# TASK BRIEF
Could every line of the data be printed exactly as it reads?

Saved data entries
=======

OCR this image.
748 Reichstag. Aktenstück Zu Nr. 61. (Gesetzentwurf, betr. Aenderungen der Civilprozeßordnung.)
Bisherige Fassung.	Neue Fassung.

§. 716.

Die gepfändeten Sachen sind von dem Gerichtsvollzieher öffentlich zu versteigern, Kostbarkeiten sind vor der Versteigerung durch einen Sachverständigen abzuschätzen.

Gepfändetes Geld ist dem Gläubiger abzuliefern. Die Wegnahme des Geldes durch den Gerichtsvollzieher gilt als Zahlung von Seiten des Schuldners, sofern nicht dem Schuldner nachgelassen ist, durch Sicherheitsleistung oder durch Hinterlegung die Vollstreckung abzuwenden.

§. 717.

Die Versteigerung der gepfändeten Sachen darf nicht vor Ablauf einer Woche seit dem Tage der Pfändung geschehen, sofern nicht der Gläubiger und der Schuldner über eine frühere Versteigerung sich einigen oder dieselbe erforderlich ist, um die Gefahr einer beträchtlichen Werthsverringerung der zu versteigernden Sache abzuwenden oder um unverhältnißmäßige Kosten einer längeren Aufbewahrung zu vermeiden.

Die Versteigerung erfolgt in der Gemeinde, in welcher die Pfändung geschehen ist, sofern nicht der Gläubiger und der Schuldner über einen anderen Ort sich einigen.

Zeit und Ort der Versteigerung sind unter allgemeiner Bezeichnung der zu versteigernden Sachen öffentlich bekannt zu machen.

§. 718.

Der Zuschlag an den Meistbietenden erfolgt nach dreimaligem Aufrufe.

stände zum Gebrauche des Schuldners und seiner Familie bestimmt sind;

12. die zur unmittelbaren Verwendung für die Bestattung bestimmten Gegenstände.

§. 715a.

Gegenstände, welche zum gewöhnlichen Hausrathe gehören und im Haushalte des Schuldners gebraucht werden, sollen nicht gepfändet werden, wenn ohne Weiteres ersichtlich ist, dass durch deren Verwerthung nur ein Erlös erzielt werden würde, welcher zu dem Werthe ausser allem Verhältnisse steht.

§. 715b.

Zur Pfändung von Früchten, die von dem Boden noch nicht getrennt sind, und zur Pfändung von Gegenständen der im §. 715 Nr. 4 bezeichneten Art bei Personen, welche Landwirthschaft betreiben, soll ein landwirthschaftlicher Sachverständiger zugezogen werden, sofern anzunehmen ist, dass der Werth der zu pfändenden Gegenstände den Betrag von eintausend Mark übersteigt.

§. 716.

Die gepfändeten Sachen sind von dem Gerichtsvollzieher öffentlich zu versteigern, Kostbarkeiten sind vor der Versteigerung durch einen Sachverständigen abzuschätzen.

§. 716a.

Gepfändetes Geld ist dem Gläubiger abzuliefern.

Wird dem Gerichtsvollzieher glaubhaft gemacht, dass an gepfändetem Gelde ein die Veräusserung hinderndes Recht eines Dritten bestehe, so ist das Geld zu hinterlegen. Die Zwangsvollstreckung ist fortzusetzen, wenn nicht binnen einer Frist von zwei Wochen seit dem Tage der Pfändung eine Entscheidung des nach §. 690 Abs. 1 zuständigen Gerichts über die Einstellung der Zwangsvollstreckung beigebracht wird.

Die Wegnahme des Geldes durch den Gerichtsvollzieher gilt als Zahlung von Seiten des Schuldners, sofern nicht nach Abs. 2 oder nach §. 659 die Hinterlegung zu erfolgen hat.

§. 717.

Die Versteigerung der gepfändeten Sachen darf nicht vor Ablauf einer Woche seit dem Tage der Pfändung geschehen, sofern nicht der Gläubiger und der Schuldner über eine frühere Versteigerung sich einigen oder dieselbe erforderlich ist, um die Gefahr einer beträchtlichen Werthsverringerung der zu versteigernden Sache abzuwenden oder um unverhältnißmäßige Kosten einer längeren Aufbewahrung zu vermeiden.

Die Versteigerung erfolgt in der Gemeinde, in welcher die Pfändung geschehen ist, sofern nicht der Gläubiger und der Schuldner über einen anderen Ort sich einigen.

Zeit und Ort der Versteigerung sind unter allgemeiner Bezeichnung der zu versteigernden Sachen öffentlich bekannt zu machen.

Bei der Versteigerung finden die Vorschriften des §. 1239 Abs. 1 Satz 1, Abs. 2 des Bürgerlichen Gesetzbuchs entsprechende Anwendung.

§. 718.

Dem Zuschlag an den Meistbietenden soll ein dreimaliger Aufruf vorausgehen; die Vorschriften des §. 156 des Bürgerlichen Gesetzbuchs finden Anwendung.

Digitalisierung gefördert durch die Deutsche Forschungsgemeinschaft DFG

=======

# WRITTEN RESPONSE
OCR this image.
748 Reichstag. Aktenstück Zu Nr. 61. (Gesetzentwurf, betr. Aenderungen der Civilprozeßordnung.)
Bisherige Fassung.	Neue Fassung.

§. 716.

Die gepfändeten Sachen sind von dem Gerichtsvollzieher öffentlich zu versteigern, Kostbarkeiten sind vor der Versteigerung durch einen Sachverständigen abzuschätzen.

Gepfändetes Geld ist dem Gläubiger abzuliefern. Die Wegnahme des Geldes durch den Gerichtsvollzieher gilt als Zahlung von Seiten des Schuldners, sofern nicht dem Schuldner nachgelassen ist, durch Sicherheitsleistung oder durch Hinterlegung die Vollstreckung abzuwenden.

§. 717.

Die Versteigerung der gepfändeten Sachen darf nicht vor Ablauf einer Woche seit dem Tage der Pfändung geschehen, sofern nicht der Gläubiger und der Schuldner über eine frühere Versteigerung sich einigen oder dieselbe erforderlich ist, um die Gefahr einer beträchtlichen Werthsverringerung der zu versteigernden Sache abzuwenden oder um unverhältnißmäßige Kosten einer längeren Aufbewahrung zu vermeiden.

Die Versteigerung erfolgt in der Gemeinde, in welcher die Pfändung geschehen ist, sofern nicht der Gläubiger und der Schuldner über einen anderen Ort sich einigen.

Zeit und Ort der Versteigerung sind unter allgemeiner Bezeichnung der zu versteigernden Sachen öffentlich bekannt zu machen.

§. 718.

Der Zuschlag an den Meistbietenden erfolgt nach dreimaligem Aufrufe.

stände zum Gebrauche des Schuldners und seiner Familie bestimmt sind;

12. die zur unmittelbaren Verwendung für die Bestattung bestimmten Gegenstände.

§. 715a.

Gegenstände, welche zum gewöhnlichen Hausrathe gehören und im Haushalte des Schuldners gebraucht werden, sollen nicht gepfändet werden, wenn ohne Weiteres ersichtlich ist, dass durch deren Verwerthung nur ein Erlös erzielt werden würde, welcher zu dem Werthe ausser allem Verhältnisse steht.

§. 715b.

Zur Pfändung von Früchten, die von dem Boden noch nicht getrennt sind, und zur Pfändung von Gegenständen der im §. 715 Nr. 4 bezeichneten Art bei Personen, welche Landwirthschaft betreiben, soll ein landwirthschaftlicher Sachverständiger zugezogen werden, sofern anzunehmen ist, dass der Werth der zu pfändenden Gegenstände den Betrag von eintausend Mark übersteigt.

§. 716.

Die gepfändeten Sachen sind von dem Gerichtsvollzieher öffentlich zu versteigern, Kostbarkeiten sind vor der Versteigerung durch einen Sachverständigen abzuschätzen.

§. 716a.

Gepfändetes Geld ist dem Gläubiger abzuliefern.

Wird dem Gerichtsvollzieher glaubhaft gemacht, dass an gepfändetem Gelde ein die Veräusserung hinderndes Recht eines Dritten bestehe, so ist das Geld zu hinterlegen. Die Zwangsvollstreckung ist fortzusetzen, wenn nicht binnen einer Frist von zwei Wochen seit dem Tage der Pfändung eine Entscheidung des nach §. 690 Abs. 1 zuständigen Gerichts über die Einstellung der Zwangsvollstreckung beigebracht wird.

Die Wegnahme des Geldes durch den Gerichtsvollzieher gilt als Zahlung von Seiten des Schuldners, sofern nicht nach Abs. 2 oder nach §. 659 die Hinterlegung zu erfolgen hat.

§. 717.

Die Versteigerung der gepfändeten Sachen darf nicht vor Ablauf einer Woche seit dem Tage der Pfändung geschehen, sofern nicht der Gläubiger und der Schuldner über eine frühere Versteigerung sich einigen oder dieselbe erforderlich ist, um die Gefahr einer beträchtlichen Werthsverringerung der zu versteigernden Sache abzuwenden oder um unverhältnißmäßige Kosten einer längeren Aufbewahrung zu vermeiden.

Die Versteigerung erfolgt in der Gemeinde, in welcher die Pfändung geschehen ist, sofern nicht der Gläubiger und der Schuldner über einen anderen Ort sich einigen.

Zeit und Ort der Versteigerung sind unter allgemeiner Bezeichnung der zu versteigernden Sachen öffentlich bekannt zu machen.

Bei der Versteigerung finden die Vorschriften des §. 1239 Abs. 1 Satz 1, Abs. 2 des Bürgerlichen Gesetzbuchs entsprechende Anwendung.

§. 718.

Dem Zuschlag an den Meistbietenden soll ein dreimaliger Aufruf vorausgehen; die Vorschriften des §. 156 des Bürgerlichen Gesetzbuchs finden Anwendung.

Digitalisierung gefördert durch die Deutsche Forschungsgemeinschaft DFG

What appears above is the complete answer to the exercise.